**Given request:** Skip all pictures, then print the remaining material exactly.

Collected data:
↓
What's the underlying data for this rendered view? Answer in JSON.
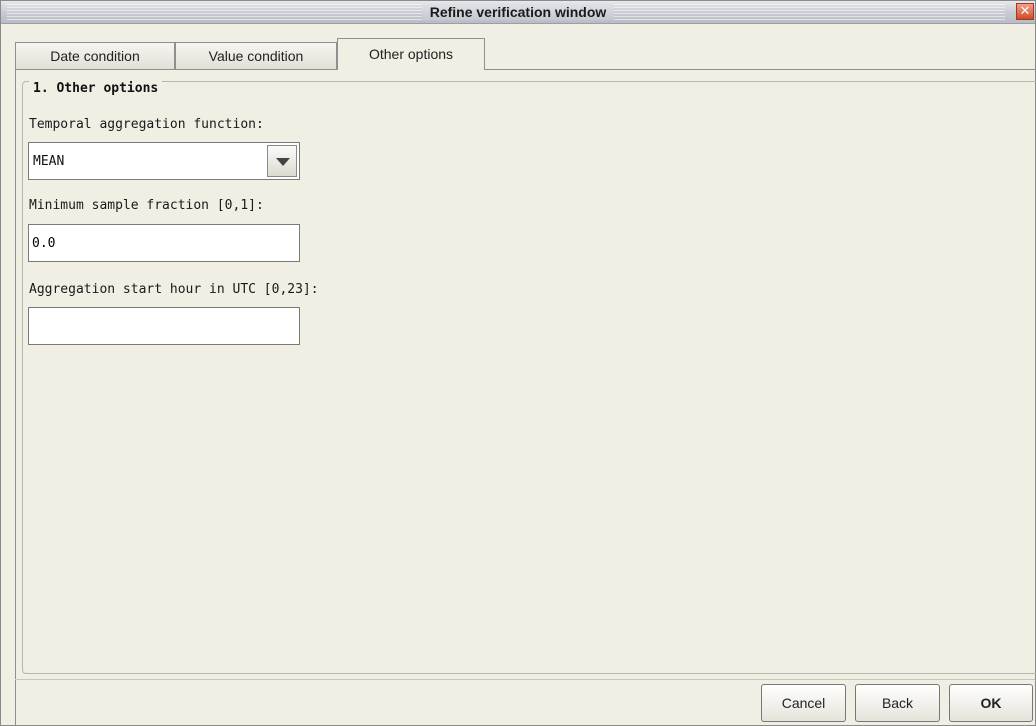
{
  "window": {
    "title": "Refine verification window",
    "close_glyph": "✕"
  },
  "tabs": [
    {
      "label": "Date condition",
      "active": false
    },
    {
      "label": "Value condition",
      "active": false
    },
    {
      "label": "Other options",
      "active": true
    }
  ],
  "group": {
    "title": "1. Other options",
    "aggregation_function": {
      "label": "Temporal aggregation function:",
      "value": "MEAN"
    },
    "min_sample_fraction": {
      "label": "Minimum sample fraction [0,1]:",
      "value": "0.0"
    },
    "start_hour": {
      "label": "Aggregation start hour in UTC [0,23]:",
      "value": ""
    }
  },
  "buttons": {
    "cancel": "Cancel",
    "back": "Back",
    "ok": "OK"
  }
}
↑
**Task result:**
What's the underlying data for this rendered view? Answer in JSON.
{
  "window": {
    "title": "Refine verification window",
    "close_glyph": "✕"
  },
  "tabs": [
    {
      "label": "Date condition",
      "active": false
    },
    {
      "label": "Value condition",
      "active": false
    },
    {
      "label": "Other options",
      "active": true
    }
  ],
  "group": {
    "title": "1. Other options",
    "aggregation_function": {
      "label": "Temporal aggregation function:",
      "value": "MEAN"
    },
    "min_sample_fraction": {
      "label": "Minimum sample fraction [0,1]:",
      "value": "0.0"
    },
    "start_hour": {
      "label": "Aggregation start hour in UTC [0,23]:",
      "value": ""
    }
  },
  "buttons": {
    "cancel": "Cancel",
    "back": "Back",
    "ok": "OK"
  }
}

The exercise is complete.